Entries supplied:
::::

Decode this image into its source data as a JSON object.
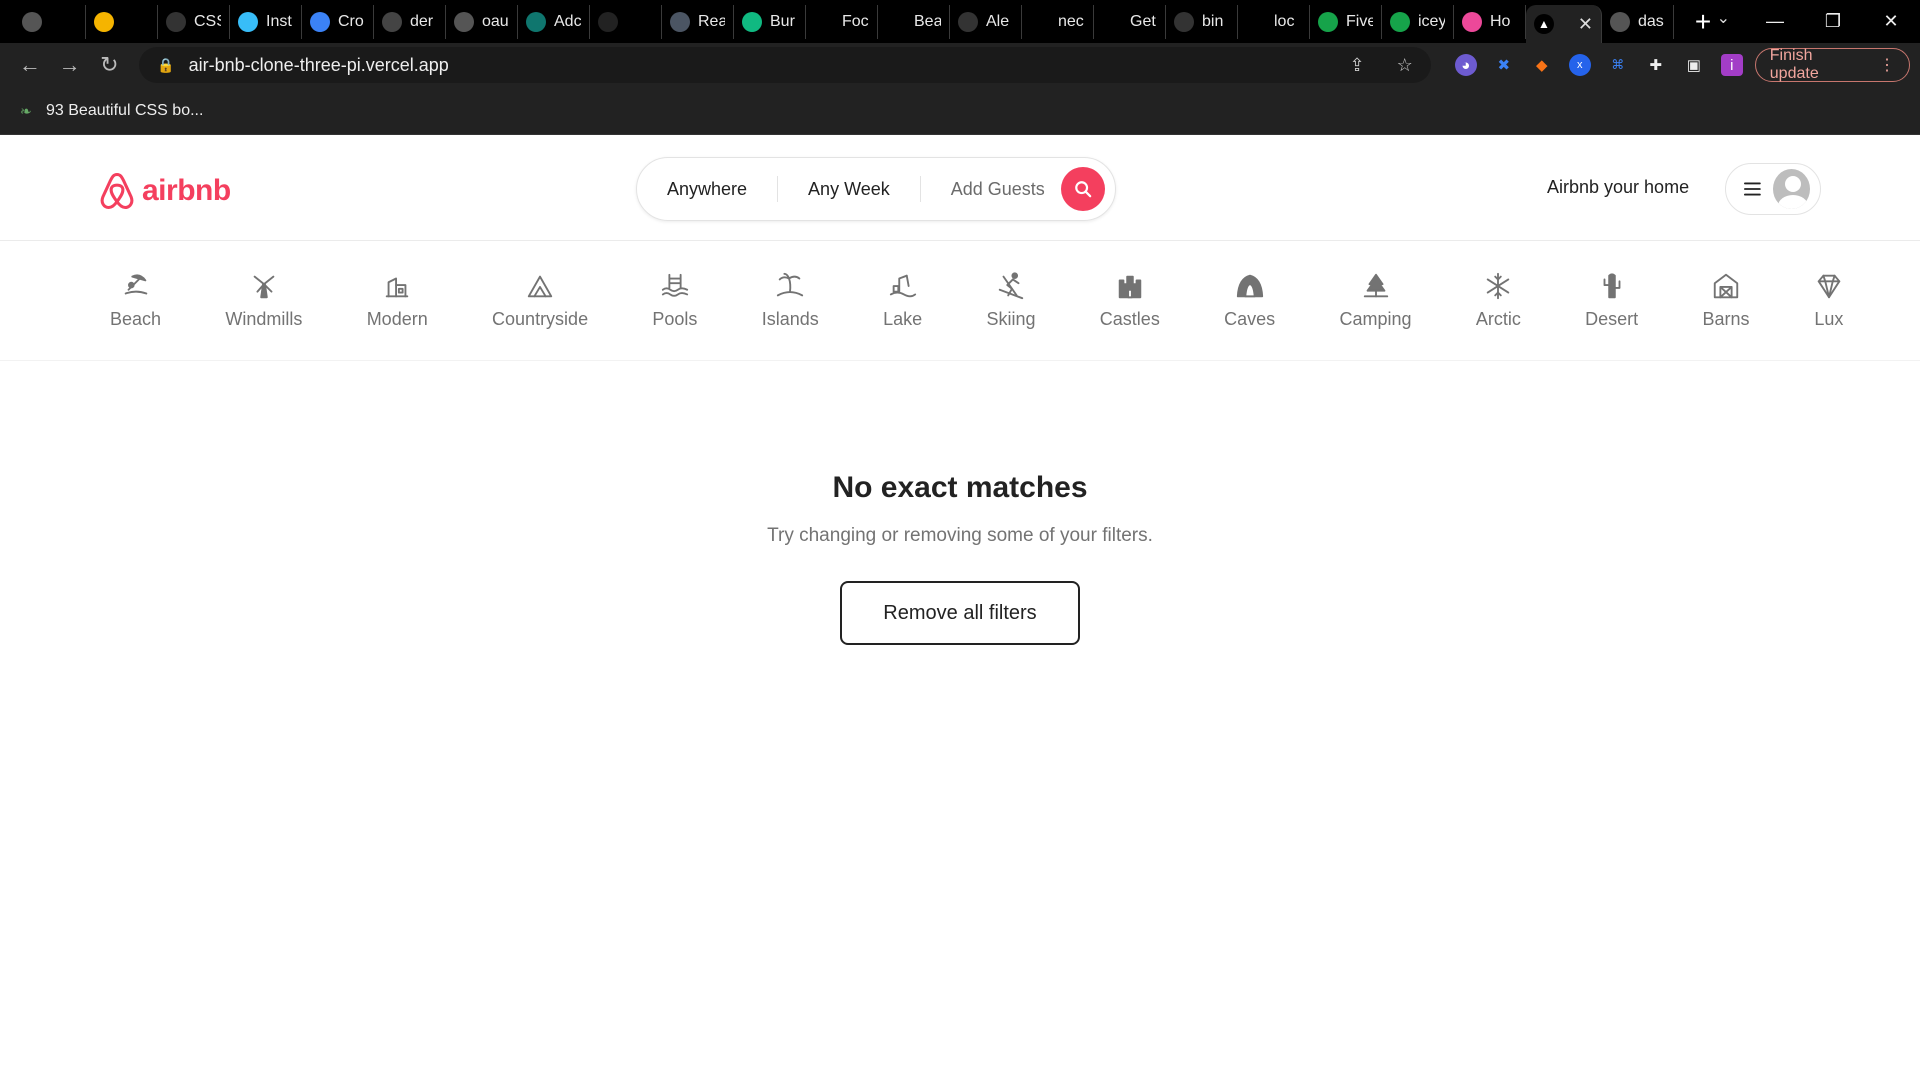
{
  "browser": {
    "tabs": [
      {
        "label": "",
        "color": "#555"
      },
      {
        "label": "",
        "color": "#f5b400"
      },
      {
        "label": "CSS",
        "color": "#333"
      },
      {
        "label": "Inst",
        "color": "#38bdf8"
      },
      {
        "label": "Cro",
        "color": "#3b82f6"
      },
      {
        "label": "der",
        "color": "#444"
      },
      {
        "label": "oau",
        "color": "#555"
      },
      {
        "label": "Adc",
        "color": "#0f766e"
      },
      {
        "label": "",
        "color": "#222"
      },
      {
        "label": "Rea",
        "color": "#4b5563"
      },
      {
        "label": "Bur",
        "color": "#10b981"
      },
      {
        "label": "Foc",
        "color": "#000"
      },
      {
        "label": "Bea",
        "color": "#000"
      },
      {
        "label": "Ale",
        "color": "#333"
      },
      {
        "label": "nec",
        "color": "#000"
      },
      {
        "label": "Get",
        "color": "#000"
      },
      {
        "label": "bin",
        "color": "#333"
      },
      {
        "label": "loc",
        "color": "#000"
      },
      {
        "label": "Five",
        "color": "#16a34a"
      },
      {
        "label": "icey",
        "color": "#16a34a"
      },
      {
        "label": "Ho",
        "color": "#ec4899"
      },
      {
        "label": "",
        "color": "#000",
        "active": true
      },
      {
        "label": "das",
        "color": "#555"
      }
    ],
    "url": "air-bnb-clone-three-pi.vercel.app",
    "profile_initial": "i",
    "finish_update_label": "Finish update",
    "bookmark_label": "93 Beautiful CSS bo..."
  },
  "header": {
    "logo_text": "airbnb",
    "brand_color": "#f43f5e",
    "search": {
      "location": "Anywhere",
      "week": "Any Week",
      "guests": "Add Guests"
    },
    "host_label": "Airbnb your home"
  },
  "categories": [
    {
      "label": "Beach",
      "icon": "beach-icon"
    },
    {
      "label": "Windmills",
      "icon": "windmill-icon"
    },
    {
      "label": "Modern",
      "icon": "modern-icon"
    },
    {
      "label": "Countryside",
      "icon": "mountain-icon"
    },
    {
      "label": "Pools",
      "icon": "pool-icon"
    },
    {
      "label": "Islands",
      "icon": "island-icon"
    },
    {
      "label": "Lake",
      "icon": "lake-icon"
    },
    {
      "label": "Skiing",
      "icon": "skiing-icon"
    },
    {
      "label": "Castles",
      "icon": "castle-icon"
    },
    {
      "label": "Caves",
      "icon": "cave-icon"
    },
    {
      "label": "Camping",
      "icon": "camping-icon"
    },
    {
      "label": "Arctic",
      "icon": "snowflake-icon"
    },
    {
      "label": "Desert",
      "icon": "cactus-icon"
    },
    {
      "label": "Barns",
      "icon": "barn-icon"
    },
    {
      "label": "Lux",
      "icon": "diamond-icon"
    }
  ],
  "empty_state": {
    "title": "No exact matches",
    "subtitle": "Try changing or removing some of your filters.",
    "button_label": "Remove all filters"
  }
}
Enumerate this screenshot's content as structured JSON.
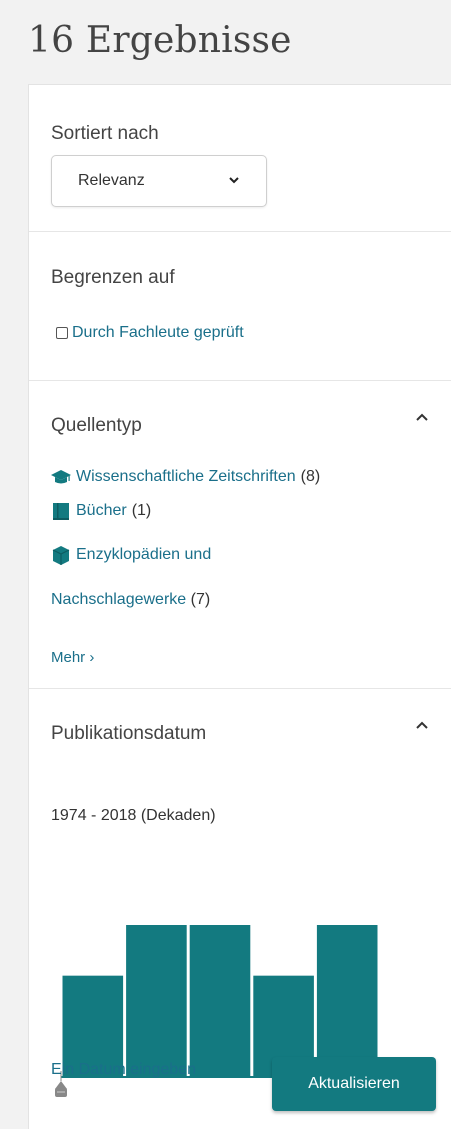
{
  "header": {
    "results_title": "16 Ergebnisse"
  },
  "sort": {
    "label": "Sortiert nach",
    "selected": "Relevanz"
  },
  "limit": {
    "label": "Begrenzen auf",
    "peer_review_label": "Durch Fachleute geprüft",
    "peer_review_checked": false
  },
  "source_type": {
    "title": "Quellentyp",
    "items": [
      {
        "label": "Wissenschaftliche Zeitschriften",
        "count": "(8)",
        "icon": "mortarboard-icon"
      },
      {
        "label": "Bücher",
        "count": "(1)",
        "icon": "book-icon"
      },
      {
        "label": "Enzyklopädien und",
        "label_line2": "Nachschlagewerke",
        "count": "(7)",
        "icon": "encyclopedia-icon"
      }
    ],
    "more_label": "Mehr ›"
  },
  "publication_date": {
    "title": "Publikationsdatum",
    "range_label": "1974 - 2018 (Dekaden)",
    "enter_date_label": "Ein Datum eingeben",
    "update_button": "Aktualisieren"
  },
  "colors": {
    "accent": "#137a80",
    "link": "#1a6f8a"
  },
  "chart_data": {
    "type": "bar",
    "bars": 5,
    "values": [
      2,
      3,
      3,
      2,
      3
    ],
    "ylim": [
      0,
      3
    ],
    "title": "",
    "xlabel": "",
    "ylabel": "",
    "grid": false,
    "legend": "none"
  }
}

::::

Objective: Only lines with the word "JSON" are wanted, so copy each one from the records.

Result below:
Decode this image into its source data as a JSON object.
Enumerate this screenshot's content as structured JSON.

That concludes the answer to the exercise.